[Collected data entries]
▼

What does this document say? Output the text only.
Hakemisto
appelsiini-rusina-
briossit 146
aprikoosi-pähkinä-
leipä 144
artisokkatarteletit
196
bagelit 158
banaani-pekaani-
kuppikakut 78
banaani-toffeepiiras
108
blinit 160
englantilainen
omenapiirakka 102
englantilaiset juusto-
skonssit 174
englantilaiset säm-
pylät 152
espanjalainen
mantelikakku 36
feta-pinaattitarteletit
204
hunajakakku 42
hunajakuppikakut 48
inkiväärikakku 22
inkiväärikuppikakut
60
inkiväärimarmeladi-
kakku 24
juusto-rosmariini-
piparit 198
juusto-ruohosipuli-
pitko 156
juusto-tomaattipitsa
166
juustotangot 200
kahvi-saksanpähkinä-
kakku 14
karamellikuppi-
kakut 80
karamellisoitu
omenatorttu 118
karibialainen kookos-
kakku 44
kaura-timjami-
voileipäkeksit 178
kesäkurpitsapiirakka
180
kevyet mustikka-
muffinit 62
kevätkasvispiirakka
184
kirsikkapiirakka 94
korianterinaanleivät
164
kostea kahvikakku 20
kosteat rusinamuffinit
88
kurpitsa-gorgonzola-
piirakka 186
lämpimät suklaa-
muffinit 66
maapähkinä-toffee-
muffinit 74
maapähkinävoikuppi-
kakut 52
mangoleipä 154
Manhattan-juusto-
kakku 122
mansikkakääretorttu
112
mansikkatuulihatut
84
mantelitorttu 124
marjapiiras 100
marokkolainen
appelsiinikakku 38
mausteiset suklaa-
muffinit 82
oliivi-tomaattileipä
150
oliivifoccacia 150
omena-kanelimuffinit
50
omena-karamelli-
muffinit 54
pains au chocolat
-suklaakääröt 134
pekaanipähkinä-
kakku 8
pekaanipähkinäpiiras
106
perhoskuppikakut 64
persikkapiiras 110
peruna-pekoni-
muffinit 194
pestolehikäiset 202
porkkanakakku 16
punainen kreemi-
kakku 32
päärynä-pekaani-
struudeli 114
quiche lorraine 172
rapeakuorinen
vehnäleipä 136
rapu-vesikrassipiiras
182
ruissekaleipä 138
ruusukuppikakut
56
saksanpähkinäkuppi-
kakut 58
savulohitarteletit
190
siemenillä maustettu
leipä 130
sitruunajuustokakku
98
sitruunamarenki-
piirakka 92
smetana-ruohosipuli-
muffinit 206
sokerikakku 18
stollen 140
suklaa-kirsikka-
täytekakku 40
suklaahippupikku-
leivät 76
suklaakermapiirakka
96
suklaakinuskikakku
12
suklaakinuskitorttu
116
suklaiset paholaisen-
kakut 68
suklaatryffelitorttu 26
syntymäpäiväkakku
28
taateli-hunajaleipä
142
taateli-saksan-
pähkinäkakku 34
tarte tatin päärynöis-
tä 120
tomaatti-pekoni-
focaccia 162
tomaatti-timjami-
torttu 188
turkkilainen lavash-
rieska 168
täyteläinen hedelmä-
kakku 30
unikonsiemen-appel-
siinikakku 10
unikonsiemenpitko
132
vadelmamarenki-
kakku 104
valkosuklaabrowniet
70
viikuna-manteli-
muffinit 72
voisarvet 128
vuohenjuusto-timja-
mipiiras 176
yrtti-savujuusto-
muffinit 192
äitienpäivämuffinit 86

▲
▼

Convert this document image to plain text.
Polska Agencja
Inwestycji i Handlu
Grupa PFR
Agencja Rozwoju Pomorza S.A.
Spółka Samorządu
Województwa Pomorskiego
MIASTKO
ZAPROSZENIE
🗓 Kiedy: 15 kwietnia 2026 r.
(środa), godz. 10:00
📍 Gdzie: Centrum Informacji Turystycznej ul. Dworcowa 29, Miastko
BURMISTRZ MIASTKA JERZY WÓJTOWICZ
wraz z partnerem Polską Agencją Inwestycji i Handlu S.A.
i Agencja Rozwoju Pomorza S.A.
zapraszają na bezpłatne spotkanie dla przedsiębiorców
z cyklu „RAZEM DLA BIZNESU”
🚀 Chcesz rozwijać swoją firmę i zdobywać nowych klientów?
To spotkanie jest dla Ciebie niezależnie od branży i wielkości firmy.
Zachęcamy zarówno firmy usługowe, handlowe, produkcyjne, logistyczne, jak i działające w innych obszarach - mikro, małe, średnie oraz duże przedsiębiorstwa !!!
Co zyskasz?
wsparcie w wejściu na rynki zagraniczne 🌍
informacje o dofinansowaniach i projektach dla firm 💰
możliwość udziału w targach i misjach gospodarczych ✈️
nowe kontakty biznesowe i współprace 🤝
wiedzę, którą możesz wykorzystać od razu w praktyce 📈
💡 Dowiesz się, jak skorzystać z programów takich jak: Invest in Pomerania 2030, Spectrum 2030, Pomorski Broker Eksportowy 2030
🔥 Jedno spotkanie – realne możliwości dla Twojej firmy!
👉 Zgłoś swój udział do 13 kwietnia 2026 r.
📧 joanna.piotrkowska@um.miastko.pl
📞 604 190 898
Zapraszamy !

▲

(TASK DIRECTIONS): Report how many lines in the entries hold the string "text". Nothing but the number is wanted.

(OUTPUT OF THE TASK): 2